### Prompt
Reproduce the full listing below unchanged, apart from the pictures.

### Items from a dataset
--- --- ---

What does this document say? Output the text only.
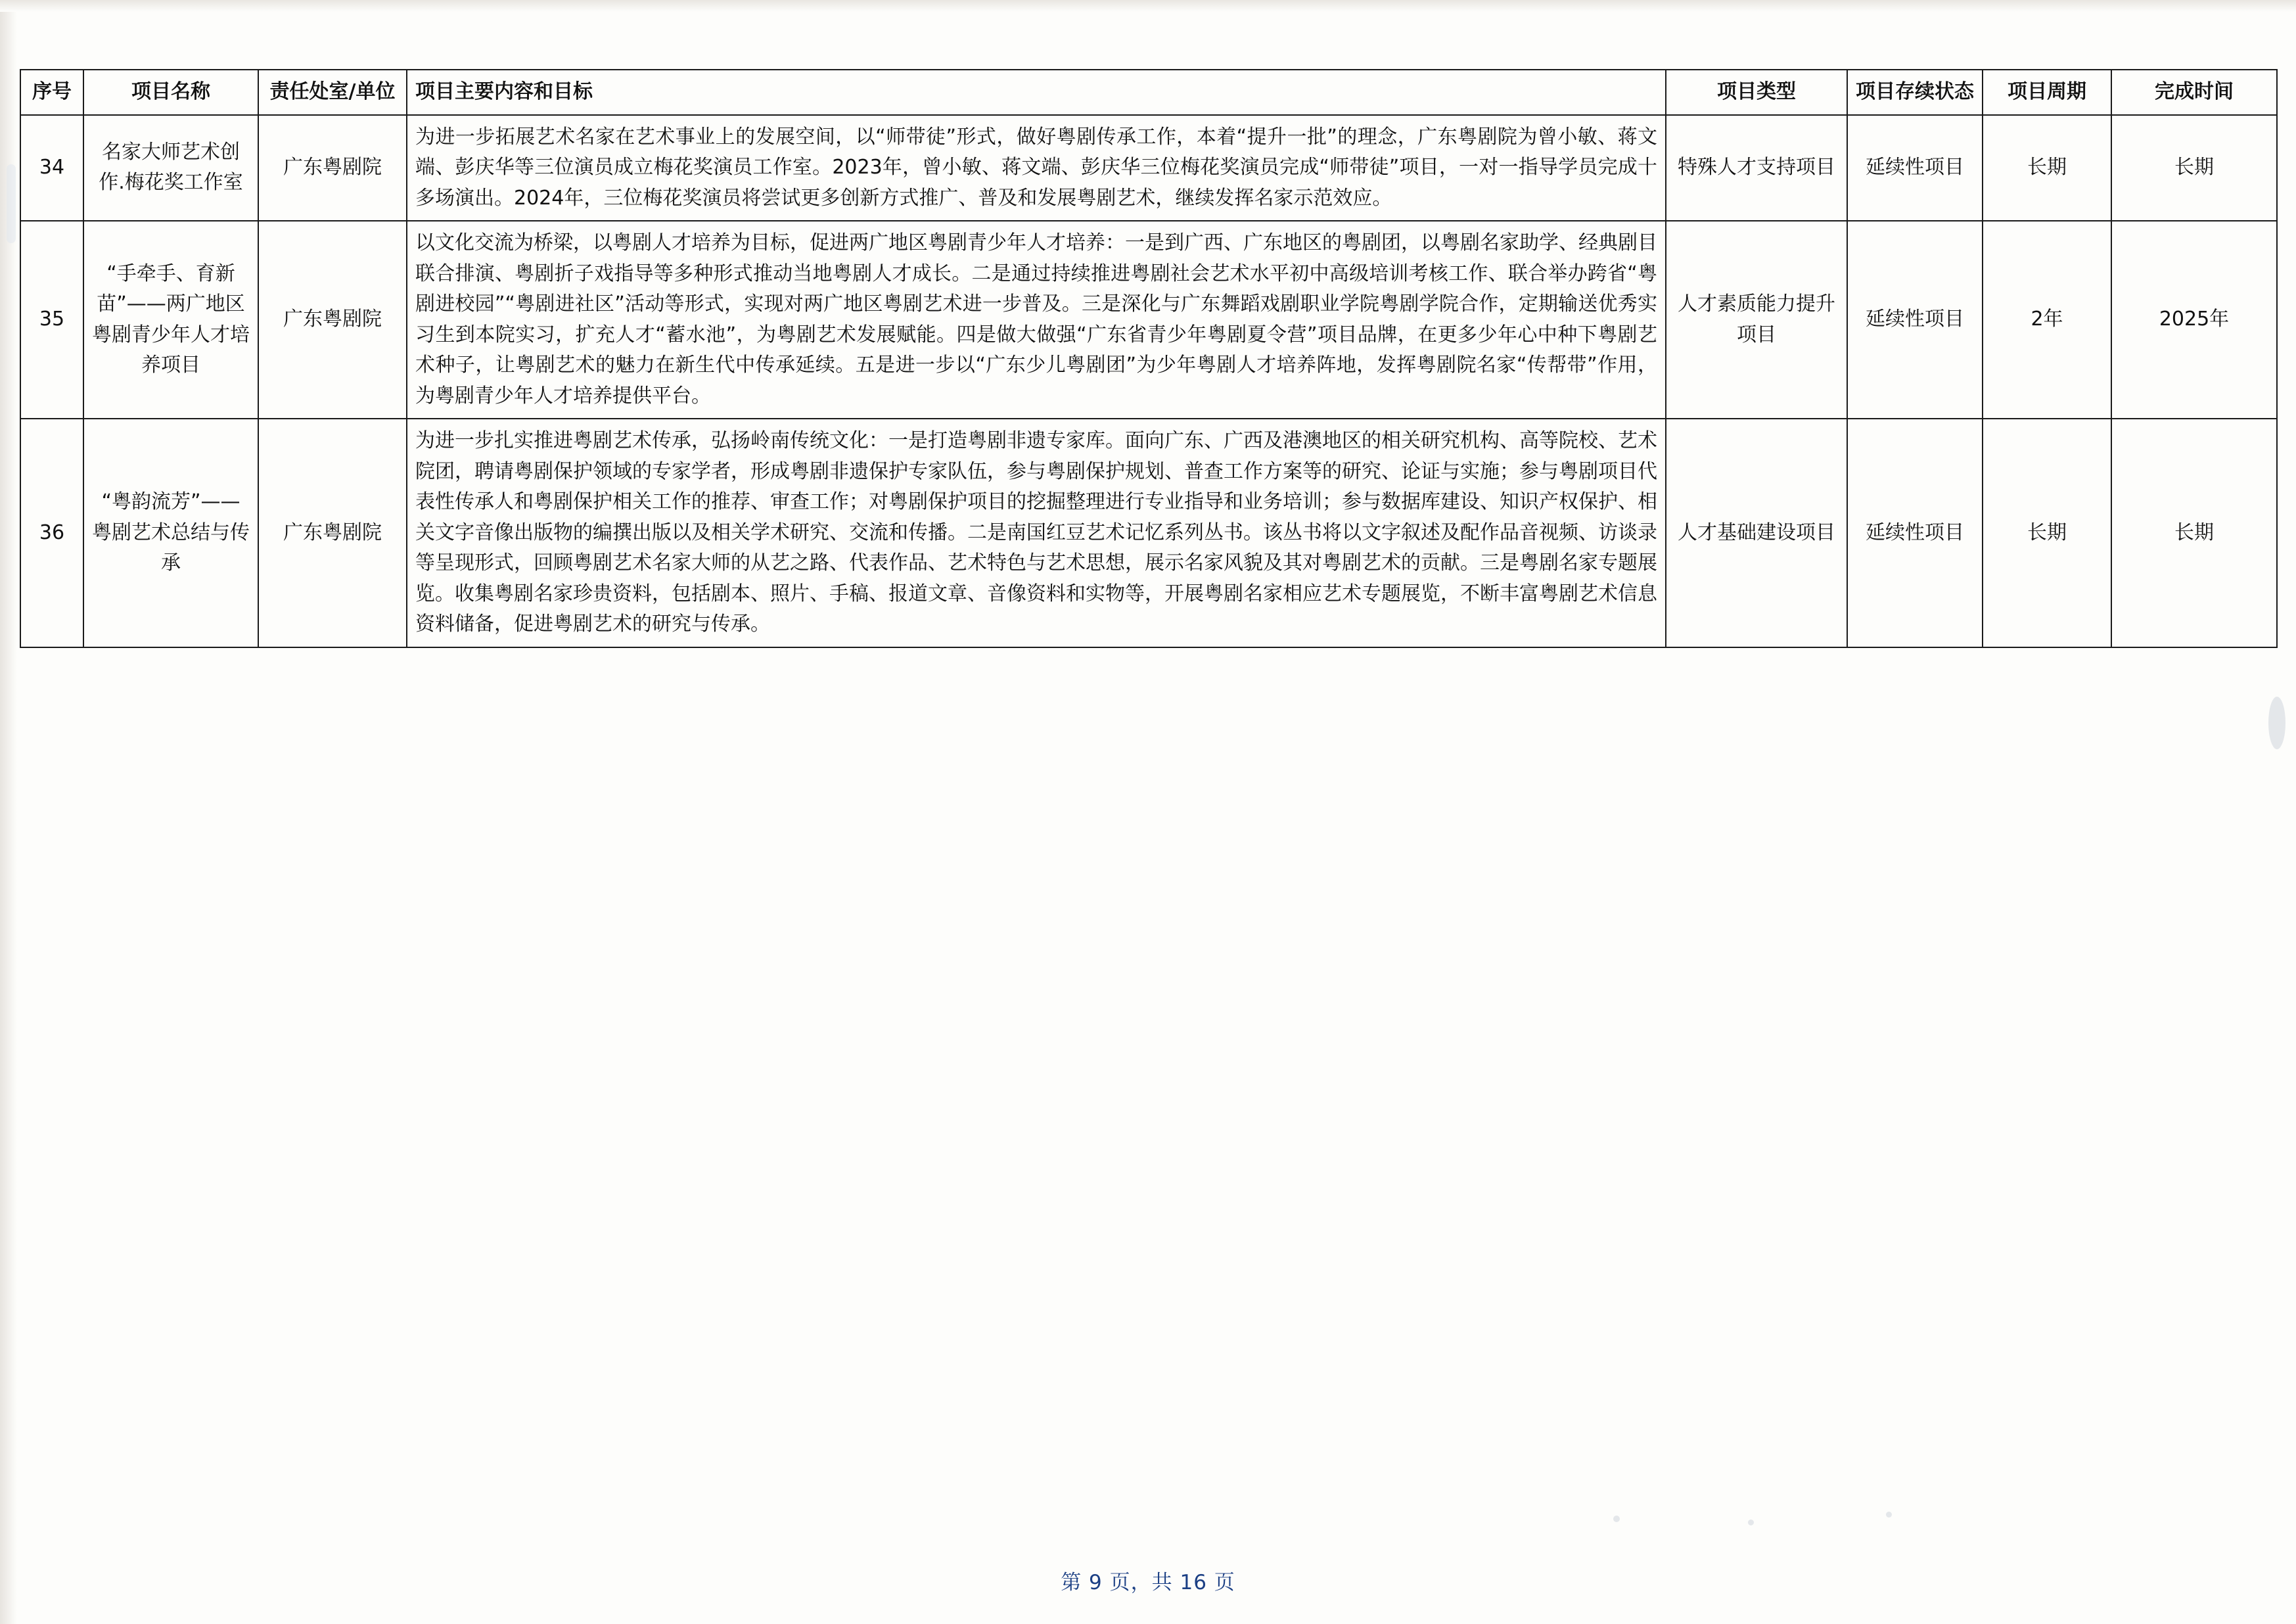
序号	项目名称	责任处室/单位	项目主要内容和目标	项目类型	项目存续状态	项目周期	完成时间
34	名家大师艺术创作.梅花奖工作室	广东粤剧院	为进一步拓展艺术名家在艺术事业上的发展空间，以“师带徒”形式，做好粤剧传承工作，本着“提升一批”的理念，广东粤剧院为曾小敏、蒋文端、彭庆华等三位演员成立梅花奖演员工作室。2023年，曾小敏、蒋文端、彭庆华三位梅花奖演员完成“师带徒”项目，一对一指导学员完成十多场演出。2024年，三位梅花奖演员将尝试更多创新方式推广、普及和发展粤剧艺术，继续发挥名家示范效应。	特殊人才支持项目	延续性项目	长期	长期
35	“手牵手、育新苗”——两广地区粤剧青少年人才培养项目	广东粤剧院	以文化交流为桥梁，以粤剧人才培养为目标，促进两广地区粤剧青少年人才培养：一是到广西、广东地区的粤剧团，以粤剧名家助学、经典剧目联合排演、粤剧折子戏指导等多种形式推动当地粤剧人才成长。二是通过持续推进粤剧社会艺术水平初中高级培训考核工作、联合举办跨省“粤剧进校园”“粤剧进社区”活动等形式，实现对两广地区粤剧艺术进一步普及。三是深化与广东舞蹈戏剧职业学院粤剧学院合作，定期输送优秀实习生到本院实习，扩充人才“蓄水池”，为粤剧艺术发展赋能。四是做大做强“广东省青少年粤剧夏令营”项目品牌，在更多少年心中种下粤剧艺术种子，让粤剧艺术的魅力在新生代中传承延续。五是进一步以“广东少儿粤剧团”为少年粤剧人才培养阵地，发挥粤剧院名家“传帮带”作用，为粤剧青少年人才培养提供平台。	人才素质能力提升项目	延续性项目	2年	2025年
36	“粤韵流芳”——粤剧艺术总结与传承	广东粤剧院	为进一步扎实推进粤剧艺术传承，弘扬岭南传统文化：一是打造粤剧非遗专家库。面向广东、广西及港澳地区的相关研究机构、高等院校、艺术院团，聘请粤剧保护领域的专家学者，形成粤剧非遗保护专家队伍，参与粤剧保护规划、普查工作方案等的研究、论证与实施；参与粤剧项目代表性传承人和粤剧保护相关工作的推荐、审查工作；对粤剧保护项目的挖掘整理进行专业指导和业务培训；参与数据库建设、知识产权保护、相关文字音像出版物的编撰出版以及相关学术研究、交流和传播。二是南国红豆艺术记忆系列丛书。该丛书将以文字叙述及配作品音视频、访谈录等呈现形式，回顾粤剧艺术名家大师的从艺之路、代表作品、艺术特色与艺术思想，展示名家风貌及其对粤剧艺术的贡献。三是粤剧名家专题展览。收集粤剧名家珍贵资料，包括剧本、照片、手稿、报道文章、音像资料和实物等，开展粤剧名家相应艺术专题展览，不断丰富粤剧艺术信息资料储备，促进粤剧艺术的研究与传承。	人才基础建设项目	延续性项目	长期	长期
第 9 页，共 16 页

--- --- ---

### Exercise answer
What does this document say? Output the text only.
序号	项目名称	责任处室/单位	项目主要内容和目标	项目类型	项目存续状态	项目周期	完成时间
34	名家大师艺术创作.梅花奖工作室	广东粤剧院	为进一步拓展艺术名家在艺术事业上的发展空间，以“师带徒”形式，做好粤剧传承工作，本着“提升一批”的理念，广东粤剧院为曾小敏、蒋文端、彭庆华等三位演员成立梅花奖演员工作室。2023年，曾小敏、蒋文端、彭庆华三位梅花奖演员完成“师带徒”项目，一对一指导学员完成十多场演出。2024年，三位梅花奖演员将尝试更多创新方式推广、普及和发展粤剧艺术，继续发挥名家示范效应。	特殊人才支持项目	延续性项目	长期	长期
35	“手牵手、育新苗”——两广地区粤剧青少年人才培养项目	广东粤剧院	以文化交流为桥梁，以粤剧人才培养为目标，促进两广地区粤剧青少年人才培养：一是到广西、广东地区的粤剧团，以粤剧名家助学、经典剧目联合排演、粤剧折子戏指导等多种形式推动当地粤剧人才成长。二是通过持续推进粤剧社会艺术水平初中高级培训考核工作、联合举办跨省“粤剧进校园”“粤剧进社区”活动等形式，实现对两广地区粤剧艺术进一步普及。三是深化与广东舞蹈戏剧职业学院粤剧学院合作，定期输送优秀实习生到本院实习，扩充人才“蓄水池”，为粤剧艺术发展赋能。四是做大做强“广东省青少年粤剧夏令营”项目品牌，在更多少年心中种下粤剧艺术种子，让粤剧艺术的魅力在新生代中传承延续。五是进一步以“广东少儿粤剧团”为少年粤剧人才培养阵地，发挥粤剧院名家“传帮带”作用，为粤剧青少年人才培养提供平台。	人才素质能力提升项目	延续性项目	2年	2025年
36	“粤韵流芳”——粤剧艺术总结与传承	广东粤剧院	为进一步扎实推进粤剧艺术传承，弘扬岭南传统文化：一是打造粤剧非遗专家库。面向广东、广西及港澳地区的相关研究机构、高等院校、艺术院团，聘请粤剧保护领域的专家学者，形成粤剧非遗保护专家队伍，参与粤剧保护规划、普查工作方案等的研究、论证与实施；参与粤剧项目代表性传承人和粤剧保护相关工作的推荐、审查工作；对粤剧保护项目的挖掘整理进行专业指导和业务培训；参与数据库建设、知识产权保护、相关文字音像出版物的编撰出版以及相关学术研究、交流和传播。二是南国红豆艺术记忆系列丛书。该丛书将以文字叙述及配作品音视频、访谈录等呈现形式，回顾粤剧艺术名家大师的从艺之路、代表作品、艺术特色与艺术思想，展示名家风貌及其对粤剧艺术的贡献。三是粤剧名家专题展览。收集粤剧名家珍贵资料，包括剧本、照片、手稿、报道文章、音像资料和实物等，开展粤剧名家相应艺术专题展览，不断丰富粤剧艺术信息资料储备，促进粤剧艺术的研究与传承。	人才基础建设项目	延续性项目	长期	长期
第 9 页，共 16 页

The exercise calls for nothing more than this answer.